> [SET EXERCISE] Lift out all lines below that contain "haya".

┄┄┄┄┄┄┄┄┄┄

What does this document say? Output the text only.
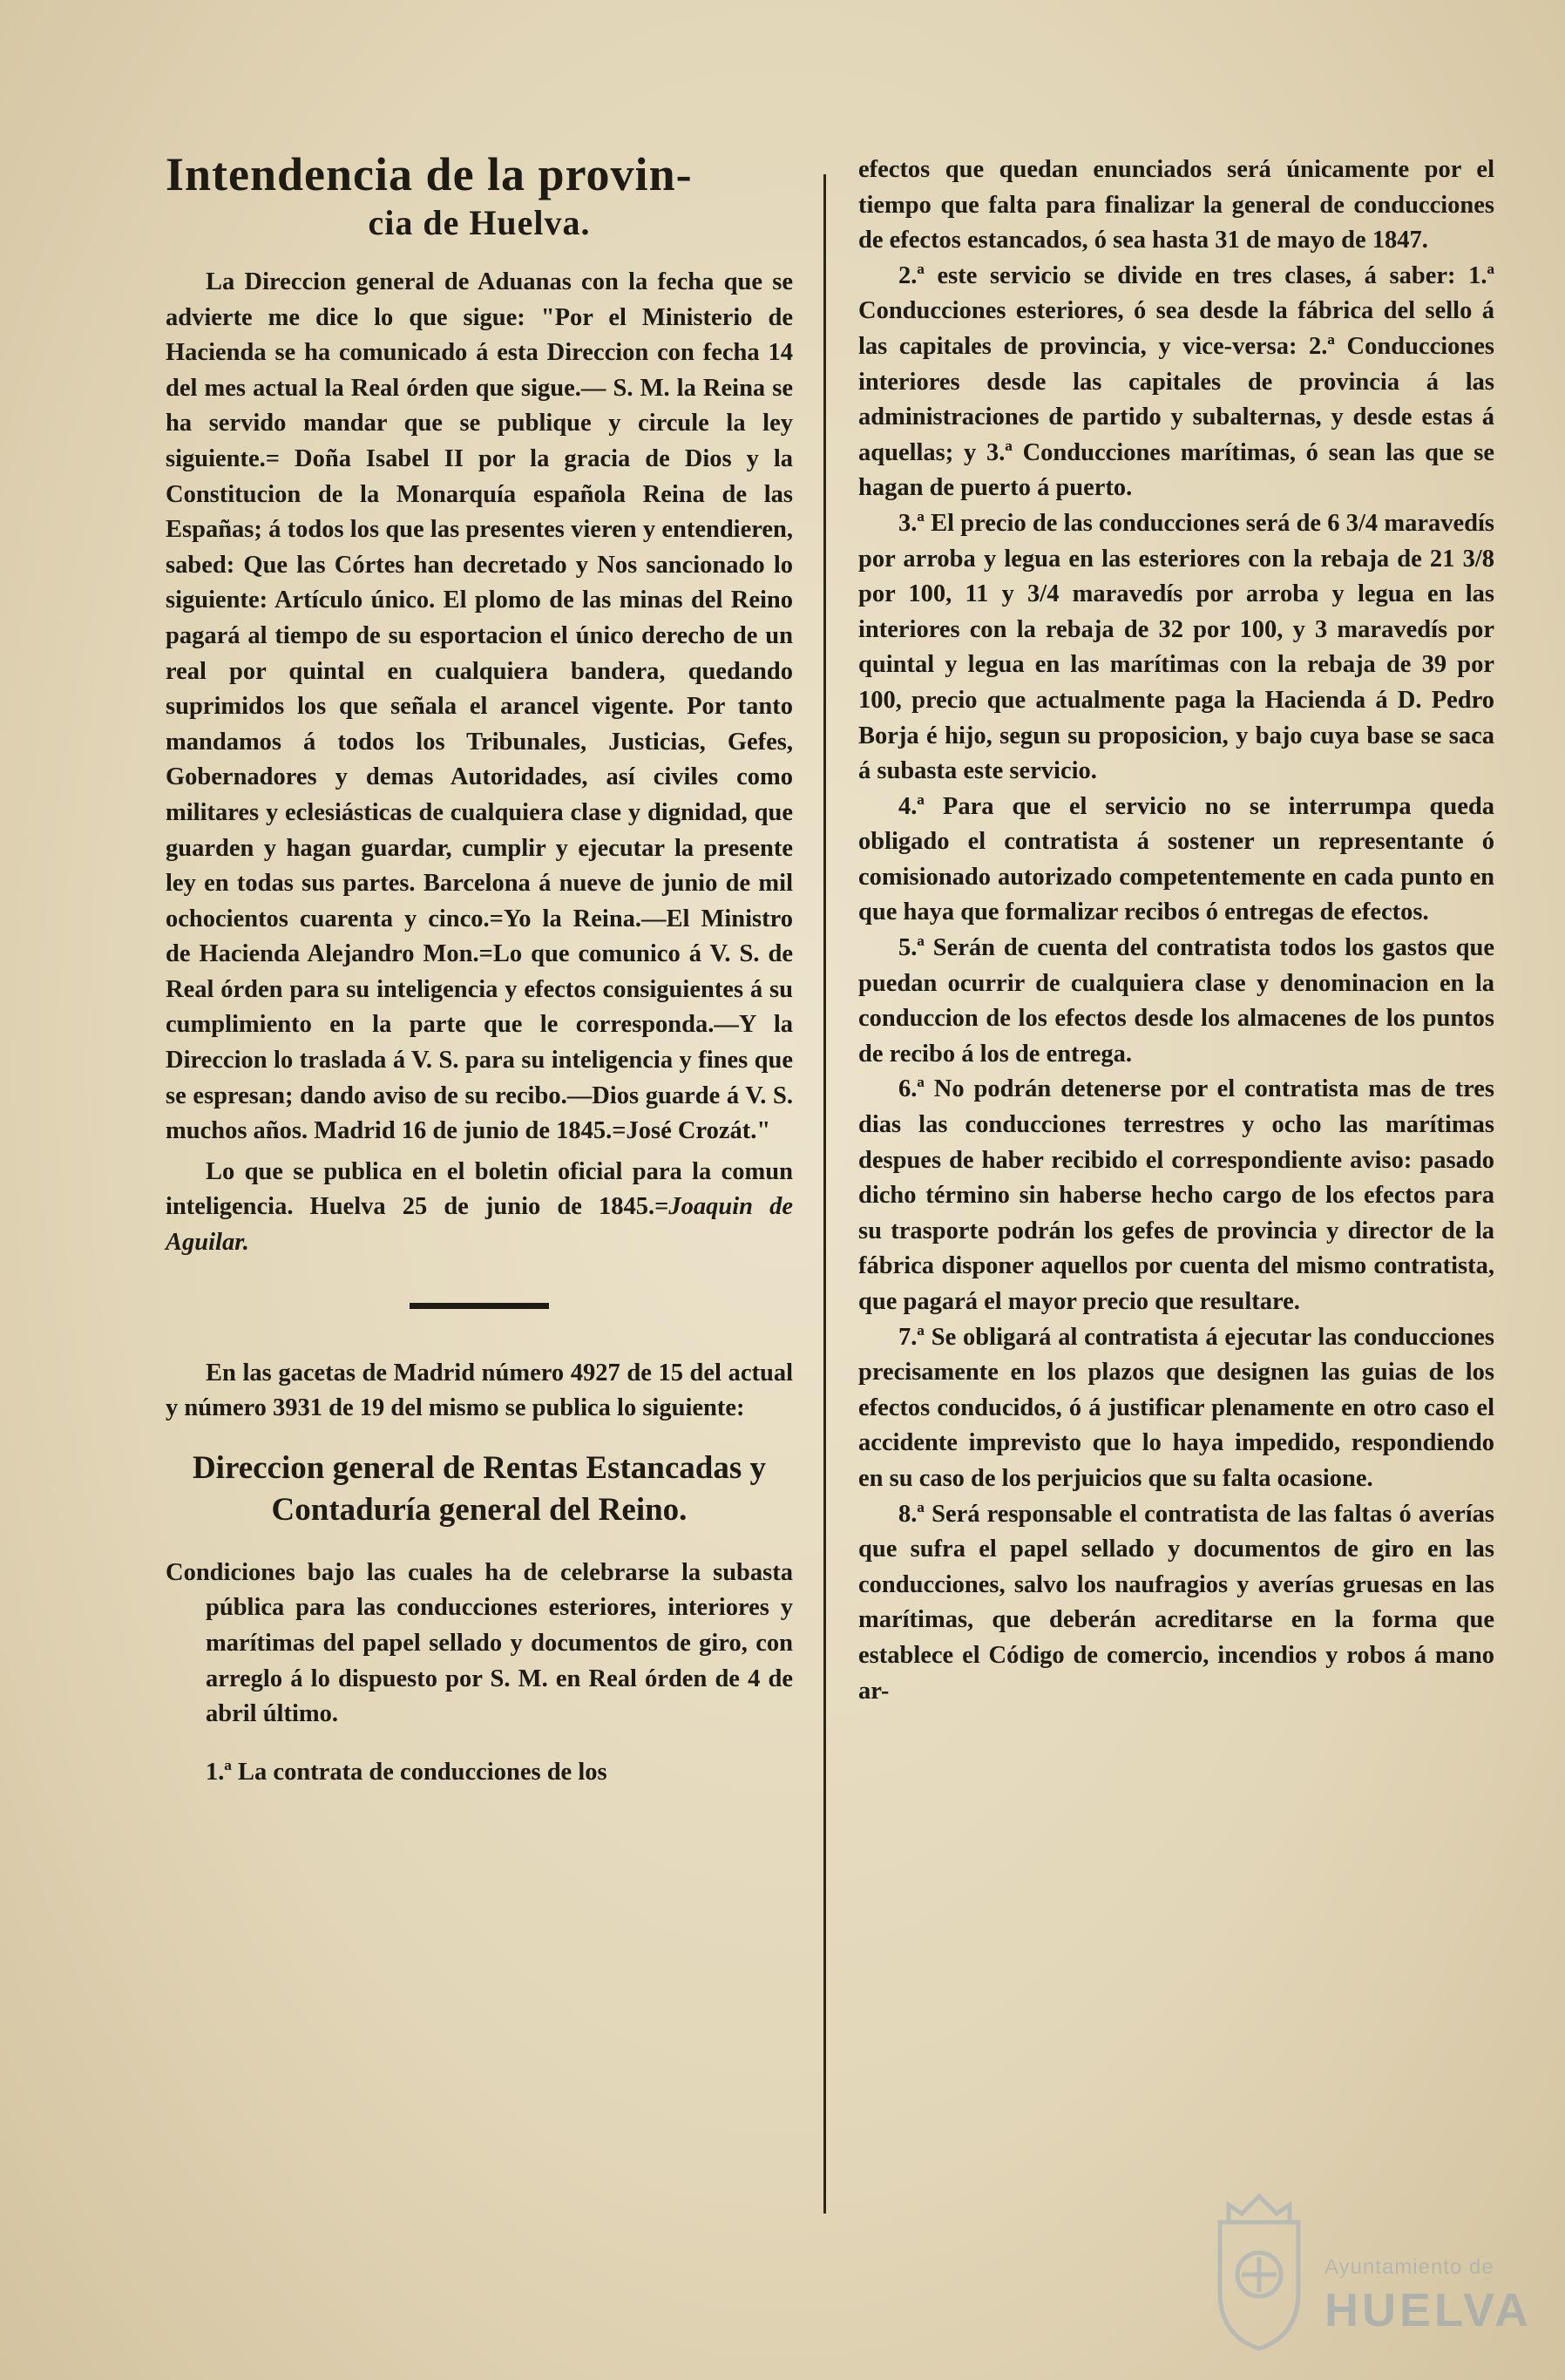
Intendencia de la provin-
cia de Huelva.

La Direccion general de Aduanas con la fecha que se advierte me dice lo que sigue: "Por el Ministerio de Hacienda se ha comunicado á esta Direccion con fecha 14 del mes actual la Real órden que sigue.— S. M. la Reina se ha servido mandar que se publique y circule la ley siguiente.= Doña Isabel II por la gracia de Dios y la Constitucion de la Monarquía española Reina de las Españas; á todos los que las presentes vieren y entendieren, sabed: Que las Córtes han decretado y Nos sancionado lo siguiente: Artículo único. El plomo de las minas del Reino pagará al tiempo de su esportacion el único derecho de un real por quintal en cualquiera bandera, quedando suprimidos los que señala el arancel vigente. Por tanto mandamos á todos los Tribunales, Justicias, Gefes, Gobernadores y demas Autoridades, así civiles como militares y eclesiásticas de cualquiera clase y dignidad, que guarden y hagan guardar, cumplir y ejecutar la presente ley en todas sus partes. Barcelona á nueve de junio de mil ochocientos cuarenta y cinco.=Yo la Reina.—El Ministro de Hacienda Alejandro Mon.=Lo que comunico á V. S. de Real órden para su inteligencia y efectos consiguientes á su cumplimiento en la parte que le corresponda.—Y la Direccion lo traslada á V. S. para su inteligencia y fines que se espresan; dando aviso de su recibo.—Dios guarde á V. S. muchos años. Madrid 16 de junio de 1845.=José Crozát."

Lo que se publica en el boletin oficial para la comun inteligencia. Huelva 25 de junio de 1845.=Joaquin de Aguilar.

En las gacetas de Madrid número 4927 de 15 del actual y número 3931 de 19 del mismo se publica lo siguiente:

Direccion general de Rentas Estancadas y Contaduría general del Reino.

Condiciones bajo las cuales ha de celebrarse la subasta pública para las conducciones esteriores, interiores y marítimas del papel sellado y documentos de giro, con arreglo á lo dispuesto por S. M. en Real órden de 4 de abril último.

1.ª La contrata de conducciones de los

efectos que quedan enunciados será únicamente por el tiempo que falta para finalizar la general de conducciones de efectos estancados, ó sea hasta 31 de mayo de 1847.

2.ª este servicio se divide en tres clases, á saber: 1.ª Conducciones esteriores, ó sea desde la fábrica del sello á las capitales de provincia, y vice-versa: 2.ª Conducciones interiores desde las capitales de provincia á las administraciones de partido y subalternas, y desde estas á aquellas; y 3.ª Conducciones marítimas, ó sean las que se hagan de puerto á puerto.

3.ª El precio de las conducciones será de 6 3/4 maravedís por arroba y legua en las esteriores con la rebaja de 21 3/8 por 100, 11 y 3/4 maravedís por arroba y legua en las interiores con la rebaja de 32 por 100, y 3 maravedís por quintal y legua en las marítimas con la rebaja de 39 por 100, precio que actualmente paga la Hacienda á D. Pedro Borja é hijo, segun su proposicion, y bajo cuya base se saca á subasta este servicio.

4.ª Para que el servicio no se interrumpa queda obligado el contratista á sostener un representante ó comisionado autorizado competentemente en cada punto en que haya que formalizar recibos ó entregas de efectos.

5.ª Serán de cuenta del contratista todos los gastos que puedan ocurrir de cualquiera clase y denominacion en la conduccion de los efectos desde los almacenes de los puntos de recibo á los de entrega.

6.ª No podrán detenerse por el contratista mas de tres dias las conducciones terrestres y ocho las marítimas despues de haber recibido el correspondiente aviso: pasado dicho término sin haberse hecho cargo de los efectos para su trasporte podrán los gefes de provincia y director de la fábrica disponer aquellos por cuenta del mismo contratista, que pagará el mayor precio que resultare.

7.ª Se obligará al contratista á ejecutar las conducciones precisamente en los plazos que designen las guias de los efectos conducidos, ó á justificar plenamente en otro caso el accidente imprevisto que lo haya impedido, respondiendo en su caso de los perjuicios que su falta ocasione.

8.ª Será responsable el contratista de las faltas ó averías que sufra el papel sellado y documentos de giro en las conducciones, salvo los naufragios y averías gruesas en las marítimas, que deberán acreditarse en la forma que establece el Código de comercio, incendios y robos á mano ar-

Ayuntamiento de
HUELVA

┄┄┄┄┄┄┄┄┄┄

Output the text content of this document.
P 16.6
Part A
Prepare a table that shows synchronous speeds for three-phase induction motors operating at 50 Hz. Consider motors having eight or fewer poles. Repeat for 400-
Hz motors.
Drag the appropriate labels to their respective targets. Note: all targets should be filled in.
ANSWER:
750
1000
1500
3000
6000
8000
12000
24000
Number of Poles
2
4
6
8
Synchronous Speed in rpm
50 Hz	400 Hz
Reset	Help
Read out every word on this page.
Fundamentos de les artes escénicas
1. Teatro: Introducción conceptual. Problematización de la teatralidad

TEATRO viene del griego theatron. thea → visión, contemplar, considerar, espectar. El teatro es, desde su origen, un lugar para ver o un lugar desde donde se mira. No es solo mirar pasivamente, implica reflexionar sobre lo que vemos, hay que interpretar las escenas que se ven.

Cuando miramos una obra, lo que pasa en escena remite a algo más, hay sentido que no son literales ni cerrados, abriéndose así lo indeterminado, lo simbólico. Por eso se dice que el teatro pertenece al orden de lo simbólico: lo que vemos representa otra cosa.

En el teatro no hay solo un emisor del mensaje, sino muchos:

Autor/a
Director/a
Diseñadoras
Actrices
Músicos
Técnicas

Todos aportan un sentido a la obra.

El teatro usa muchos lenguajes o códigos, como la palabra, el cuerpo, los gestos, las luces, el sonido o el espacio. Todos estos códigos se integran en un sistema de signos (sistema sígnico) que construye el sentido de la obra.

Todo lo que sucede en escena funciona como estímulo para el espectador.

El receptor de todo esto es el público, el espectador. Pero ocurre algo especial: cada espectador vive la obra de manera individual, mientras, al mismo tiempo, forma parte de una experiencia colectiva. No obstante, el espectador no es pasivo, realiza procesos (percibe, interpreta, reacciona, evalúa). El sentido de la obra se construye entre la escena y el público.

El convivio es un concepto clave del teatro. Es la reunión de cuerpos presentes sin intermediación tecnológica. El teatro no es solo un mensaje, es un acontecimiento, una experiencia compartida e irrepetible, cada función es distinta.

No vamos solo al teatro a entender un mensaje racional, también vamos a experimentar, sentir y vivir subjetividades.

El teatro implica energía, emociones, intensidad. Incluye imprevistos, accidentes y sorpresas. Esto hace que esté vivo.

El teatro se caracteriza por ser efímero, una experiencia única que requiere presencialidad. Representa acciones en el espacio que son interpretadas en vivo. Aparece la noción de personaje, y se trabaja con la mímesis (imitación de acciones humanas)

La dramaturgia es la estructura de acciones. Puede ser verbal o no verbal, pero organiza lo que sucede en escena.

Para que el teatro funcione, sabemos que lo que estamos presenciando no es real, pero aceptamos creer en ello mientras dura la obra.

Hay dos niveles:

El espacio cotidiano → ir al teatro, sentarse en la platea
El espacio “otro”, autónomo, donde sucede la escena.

┄┄┄┄┄┄┄┄┄┄

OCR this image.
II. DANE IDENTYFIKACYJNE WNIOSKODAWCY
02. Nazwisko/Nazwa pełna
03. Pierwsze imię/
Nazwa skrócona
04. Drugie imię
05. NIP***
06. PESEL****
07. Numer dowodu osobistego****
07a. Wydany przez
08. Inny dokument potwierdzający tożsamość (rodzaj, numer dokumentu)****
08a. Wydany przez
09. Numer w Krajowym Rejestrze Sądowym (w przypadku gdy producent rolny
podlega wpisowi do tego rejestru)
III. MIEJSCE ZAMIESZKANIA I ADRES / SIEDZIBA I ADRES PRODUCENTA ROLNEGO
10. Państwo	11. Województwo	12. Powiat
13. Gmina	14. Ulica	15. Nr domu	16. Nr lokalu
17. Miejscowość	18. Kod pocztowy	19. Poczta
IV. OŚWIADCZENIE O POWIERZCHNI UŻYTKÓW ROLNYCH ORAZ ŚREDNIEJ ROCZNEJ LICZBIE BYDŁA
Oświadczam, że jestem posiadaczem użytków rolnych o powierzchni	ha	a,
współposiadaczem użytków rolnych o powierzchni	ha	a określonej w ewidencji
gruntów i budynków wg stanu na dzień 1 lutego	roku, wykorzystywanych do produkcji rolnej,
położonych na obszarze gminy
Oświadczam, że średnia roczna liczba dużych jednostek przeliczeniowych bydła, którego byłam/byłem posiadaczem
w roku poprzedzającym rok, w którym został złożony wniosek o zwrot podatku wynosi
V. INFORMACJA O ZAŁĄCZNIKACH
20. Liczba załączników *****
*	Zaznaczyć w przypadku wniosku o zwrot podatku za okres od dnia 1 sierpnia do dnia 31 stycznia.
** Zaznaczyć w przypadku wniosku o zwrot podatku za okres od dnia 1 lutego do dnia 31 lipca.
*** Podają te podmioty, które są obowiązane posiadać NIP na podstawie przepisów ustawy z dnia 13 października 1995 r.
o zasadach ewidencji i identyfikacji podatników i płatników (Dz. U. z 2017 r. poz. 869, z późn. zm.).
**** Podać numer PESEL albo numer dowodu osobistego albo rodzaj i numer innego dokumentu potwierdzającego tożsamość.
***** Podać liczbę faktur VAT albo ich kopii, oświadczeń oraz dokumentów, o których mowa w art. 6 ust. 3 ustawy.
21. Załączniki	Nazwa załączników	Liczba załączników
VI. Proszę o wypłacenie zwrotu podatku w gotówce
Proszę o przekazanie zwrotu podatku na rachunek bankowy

┄┄┄┄┄┄┄┄┄┄

> [OUTPUT OF THE EXERCISE]
4.ª Para que el servicio no se interrumpa queda obligado el contratista á sostener un representante ó comisionado autorizado competentemente en cada punto en que haya que formalizar recibos ó entregas de efectos.
7.ª Se obligará al contratista á ejecutar las conducciones precisamente en los plazos que designen las guias de los efectos conducidos, ó á justificar plenamente en otro caso el accidente imprevisto que lo haya impedido, respondiendo en su caso de los perjuicios que su falta ocasione.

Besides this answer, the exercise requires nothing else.